* **WHAT IS NEEDED**
Every line of the records must be repeated exactly; pictures stay out.

* **INFORMATION PROVIDED**
▽
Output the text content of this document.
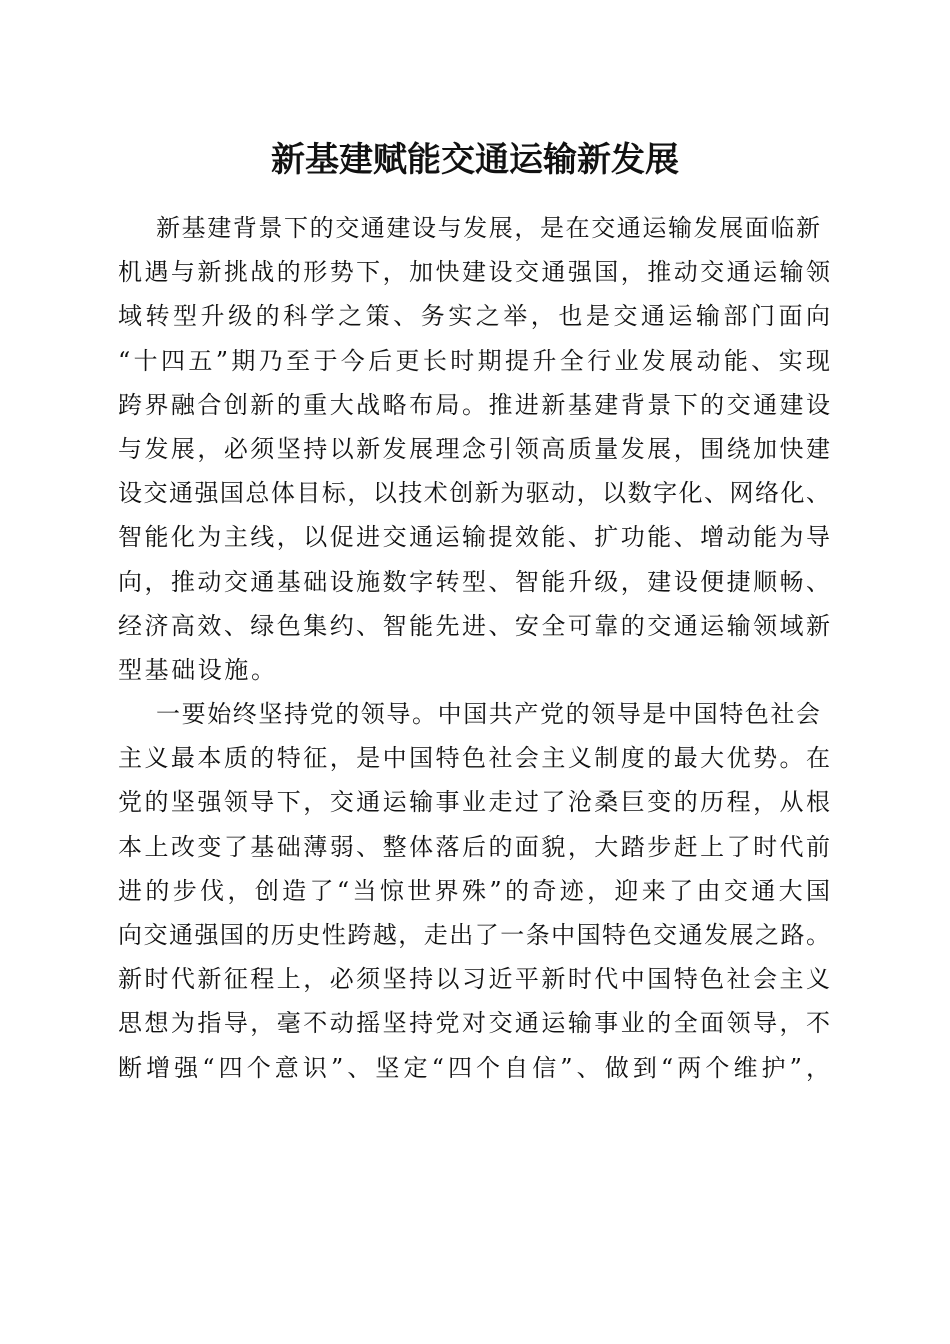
新基建赋能交通运输新发展
新基建背景下的交通建设与发展，是在交通运输发展面临新
机遇与新挑战的形势下，加快建设交通强国，推动交通运输领
域转型升级的科学之策、务实之举，也是交通运输部门面向
“十四五”期乃至于今后更长时期提升全行业发展动能、实现
跨界融合创新的重大战略布局。推进新基建背景下的交通建设
与发展，必须坚持以新发展理念引领高质量发展，围绕加快建
设交通强国总体目标，以技术创新为驱动，以数字化、网络化、
智能化为主线，以促进交通运输提效能、扩功能、增动能为导
向，推动交通基础设施数字转型、智能升级，建设便捷顺畅、
经济高效、绿色集约、智能先进、安全可靠的交通运输领域新
型基础设施。
一要始终坚持党的领导。中国共产党的领导是中国特色社会
主义最本质的特征，是中国特色社会主义制度的最大优势。在
党的坚强领导下，交通运输事业走过了沧桑巨变的历程，从根
本上改变了基础薄弱、整体落后的面貌，大踏步赶上了时代前
进的步伐，创造了“当惊世界殊”的奇迹，迎来了由交通大国
向交通强国的历史性跨越，走出了一条中国特色交通发展之路。
新时代新征程上，必须坚持以习近平新时代中国特色社会主义
思想为指导，毫不动摇坚持党对交通运输事业的全面领导，不
断增强“四个意识”、坚定“四个自信”、做到“两个维护”，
△
* **TASK RESPONSE**
Output the text content of this document.
新基建赋能交通运输新发展
新基建背景下的交通建设与发展，是在交通运输发展面临新
机遇与新挑战的形势下，加快建设交通强国，推动交通运输领
域转型升级的科学之策、务实之举，也是交通运输部门面向
“十四五”期乃至于今后更长时期提升全行业发展动能、实现
跨界融合创新的重大战略布局。推进新基建背景下的交通建设
与发展，必须坚持以新发展理念引领高质量发展，围绕加快建
设交通强国总体目标，以技术创新为驱动，以数字化、网络化、
智能化为主线，以促进交通运输提效能、扩功能、增动能为导
向，推动交通基础设施数字转型、智能升级，建设便捷顺畅、
经济高效、绿色集约、智能先进、安全可靠的交通运输领域新
型基础设施。
一要始终坚持党的领导。中国共产党的领导是中国特色社会
主义最本质的特征，是中国特色社会主义制度的最大优势。在
党的坚强领导下，交通运输事业走过了沧桑巨变的历程，从根
本上改变了基础薄弱、整体落后的面貌，大踏步赶上了时代前
进的步伐，创造了“当惊世界殊”的奇迹，迎来了由交通大国
向交通强国的历史性跨越，走出了一条中国特色交通发展之路。
新时代新征程上，必须坚持以习近平新时代中国特色社会主义
思想为指导，毫不动摇坚持党对交通运输事业的全面领导，不
断增强“四个意识”、坚定“四个自信”、做到“两个维护”，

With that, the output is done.